**Your objective**: Using the data below, gather each line that includes the word "JSON".
══ Records for this task
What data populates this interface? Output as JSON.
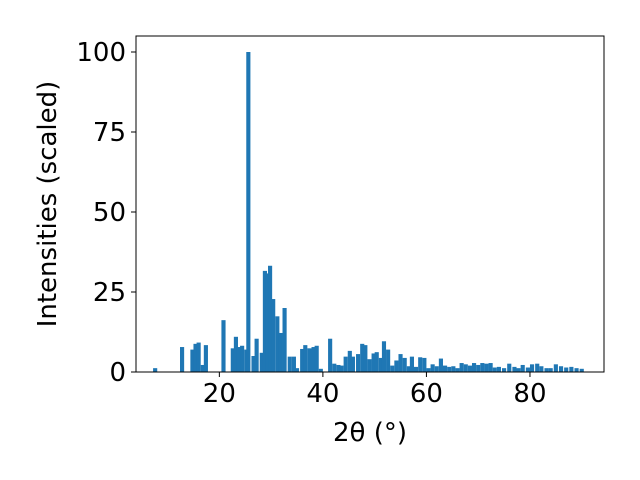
{
  "chart_data": {
    "type": "bar",
    "xlabel": "2θ (°)",
    "ylabel": "Intensities (scaled)",
    "xlim": [
      3.9,
      94.3
    ],
    "ylim": [
      0,
      105
    ],
    "xticks": [
      {
        "value": 20,
        "label": "20"
      },
      {
        "value": 40,
        "label": "40"
      },
      {
        "value": 60,
        "label": "60"
      },
      {
        "value": 80,
        "label": "80"
      }
    ],
    "yticks": [
      {
        "value": 0,
        "label": "0"
      },
      {
        "value": 25,
        "label": "25"
      },
      {
        "value": 50,
        "label": "50"
      },
      {
        "value": 75,
        "label": "75"
      },
      {
        "value": 100,
        "label": "100"
      }
    ],
    "grid": false,
    "bar_color": "#1f77b4",
    "bar_width": 0.8,
    "x": [
      7.6,
      12.8,
      14.8,
      15.4,
      16.0,
      16.8,
      17.4,
      20.8,
      22.6,
      23.2,
      23.8,
      24.4,
      25.2,
      25.6,
      26.6,
      27.2,
      28.2,
      28.8,
      29.4,
      29.8,
      30.4,
      31.2,
      31.8,
      32.6,
      33.6,
      34.4,
      35.0,
      36.0,
      36.6,
      37.4,
      38.2,
      38.8,
      39.6,
      41.4,
      42.2,
      43.0,
      43.6,
      44.4,
      45.2,
      45.8,
      46.8,
      47.6,
      48.2,
      49.0,
      49.8,
      50.4,
      51.2,
      51.8,
      52.6,
      53.4,
      54.2,
      55.0,
      55.8,
      56.6,
      57.2,
      58.0,
      58.8,
      59.6,
      60.4,
      61.2,
      62.0,
      62.8,
      63.6,
      64.4,
      65.2,
      66.0,
      66.8,
      67.6,
      68.4,
      69.2,
      70.0,
      70.8,
      71.6,
      72.4,
      73.2,
      74.0,
      75.0,
      76.0,
      77.0,
      77.8,
      78.6,
      79.6,
      80.4,
      81.4,
      82.2,
      83.2,
      84.0,
      85.0,
      86.0,
      87.0,
      88.0,
      89.0,
      90.0
    ],
    "values": [
      1.2,
      7.8,
      7.0,
      8.8,
      9.2,
      2.2,
      8.4,
      16.2,
      7.4,
      11.0,
      7.8,
      8.2,
      7.0,
      100.0,
      5.0,
      10.4,
      6.0,
      31.6,
      30.8,
      33.2,
      22.8,
      17.4,
      12.2,
      20.0,
      4.8,
      4.8,
      1.2,
      7.2,
      8.4,
      7.4,
      7.8,
      8.2,
      1.0,
      10.4,
      2.6,
      2.2,
      2.0,
      4.8,
      6.6,
      4.8,
      5.6,
      8.8,
      8.4,
      4.0,
      5.8,
      6.2,
      4.4,
      9.6,
      7.0,
      2.0,
      3.6,
      5.6,
      4.4,
      1.8,
      4.8,
      1.6,
      4.6,
      4.4,
      1.2,
      2.4,
      1.8,
      4.2,
      2.0,
      1.6,
      1.8,
      1.2,
      2.8,
      2.4,
      2.0,
      2.8,
      2.2,
      2.8,
      2.6,
      2.8,
      1.4,
      1.6,
      1.2,
      2.6,
      1.6,
      1.2,
      2.2,
      1.4,
      2.4,
      2.6,
      1.8,
      1.2,
      1.2,
      2.4,
      1.8,
      1.4,
      1.6,
      1.2,
      1.0
    ]
  }
}
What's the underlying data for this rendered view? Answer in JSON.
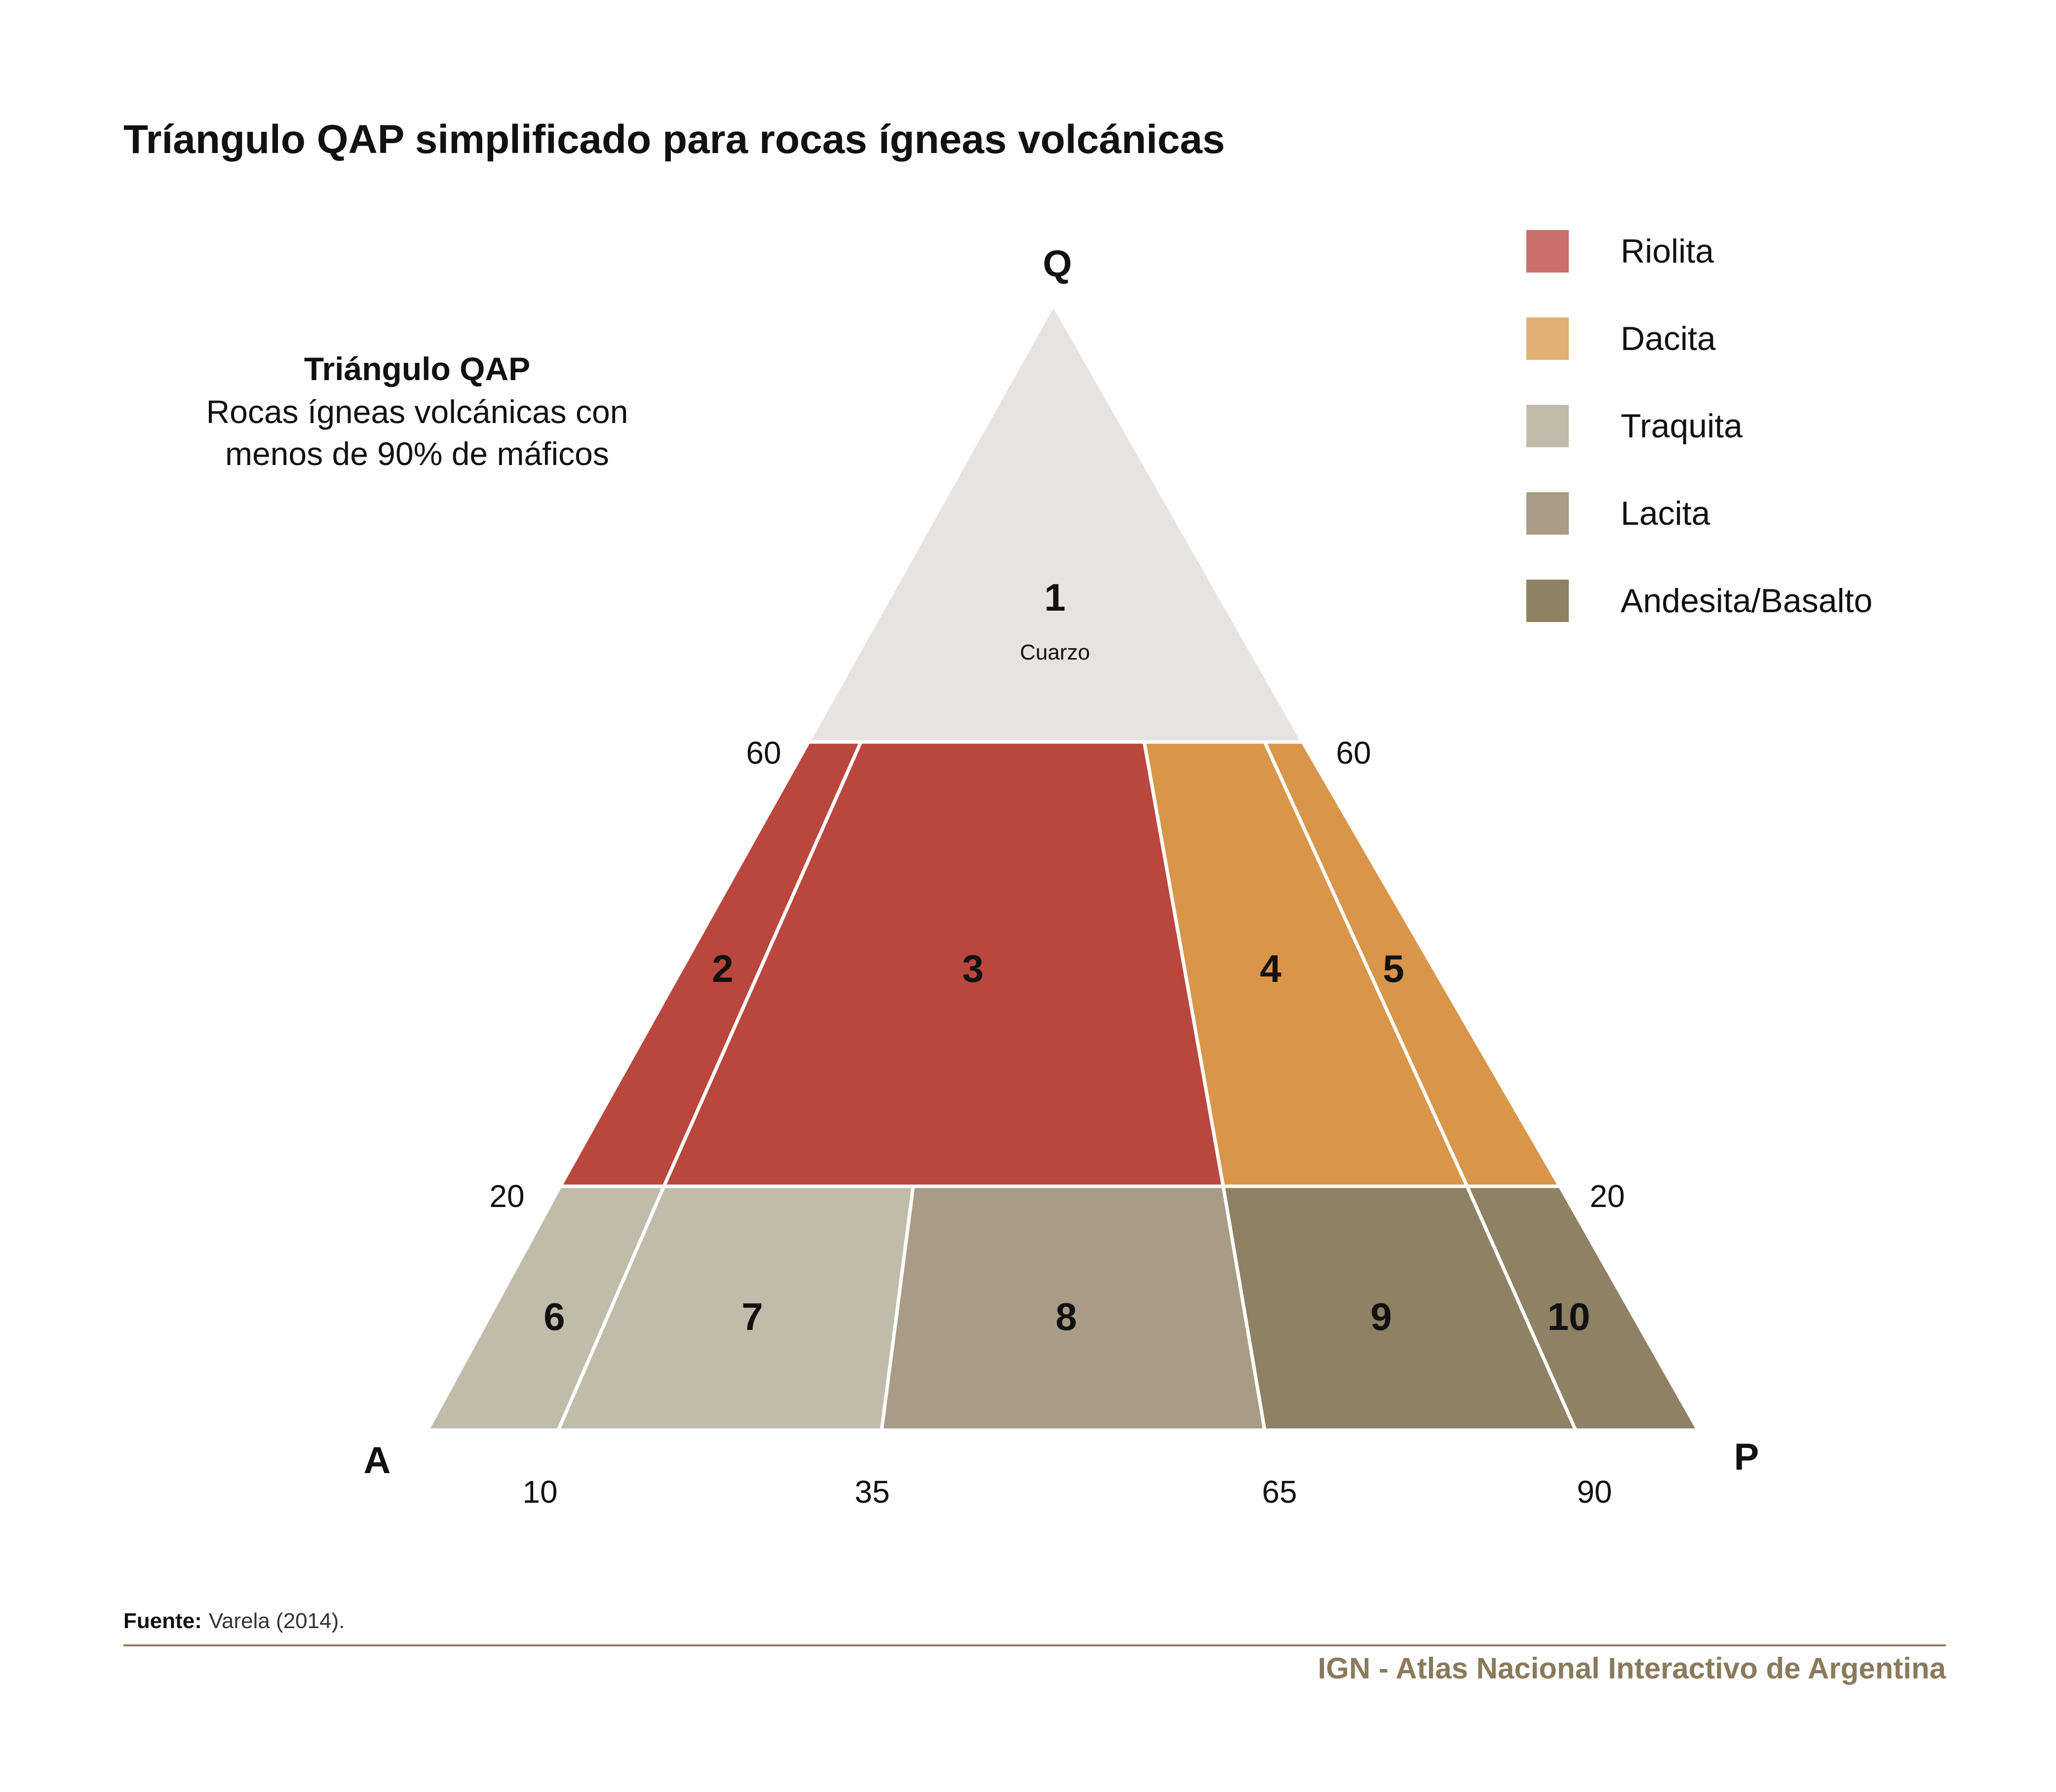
{
  "title": "Tríangulo QAP simplificado para rocas ígneas volcánicas",
  "inset": {
    "title": "Triángulo QAP",
    "line1": "Rocas ígneas volcánicas con",
    "line2": "menos de 90% de máficos"
  },
  "vertices": {
    "q": "Q",
    "a": "A",
    "p": "P"
  },
  "colors": {
    "cuarzo": "#e7e3e0",
    "riolita_field": "#b9473e",
    "dacita_field": "#d9964a",
    "traquita": "#bfbcaa",
    "lacita": "#a89c87",
    "andesita_basalto": "#8e8164",
    "legend_riolita": "#c9706b",
    "legend_dacita": "#e2b072",
    "rule": "#8a7a5c"
  },
  "fields": [
    {
      "number": "1",
      "note": "Cuarzo",
      "legend": "none"
    },
    {
      "number": "2",
      "legend": "Riolita"
    },
    {
      "number": "3",
      "legend": "Riolita"
    },
    {
      "number": "4",
      "legend": "Dacita"
    },
    {
      "number": "5",
      "legend": "Dacita"
    },
    {
      "number": "6",
      "legend": "Traquita"
    },
    {
      "number": "7",
      "legend": "Traquita"
    },
    {
      "number": "8",
      "legend": "Lacita"
    },
    {
      "number": "9",
      "legend": "Andesita/Basalto"
    },
    {
      "number": "10",
      "legend": "Andesita/Basalto"
    }
  ],
  "q_ticks": {
    "left_60": "60",
    "right_60": "60",
    "left_20": "20",
    "right_20": "20"
  },
  "base_ticks": [
    "10",
    "35",
    "65",
    "90"
  ],
  "legend": [
    {
      "label": "Riolita",
      "color": "#c9706b"
    },
    {
      "label": "Dacita",
      "color": "#e2b072"
    },
    {
      "label": "Traquita",
      "color": "#bfbcaa"
    },
    {
      "label": "Lacita",
      "color": "#a89c87"
    },
    {
      "label": "Andesita/Basalto",
      "color": "#8e8164"
    }
  ],
  "source": {
    "label": "Fuente:",
    "text": "Varela (2014)."
  },
  "credit": "IGN - Atlas Nacional Interactivo de Argentina"
}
════
**Right answer**:
What data populates this interface? Output as JSON.
What's the underlying data for this rendered view? Answer in JSON.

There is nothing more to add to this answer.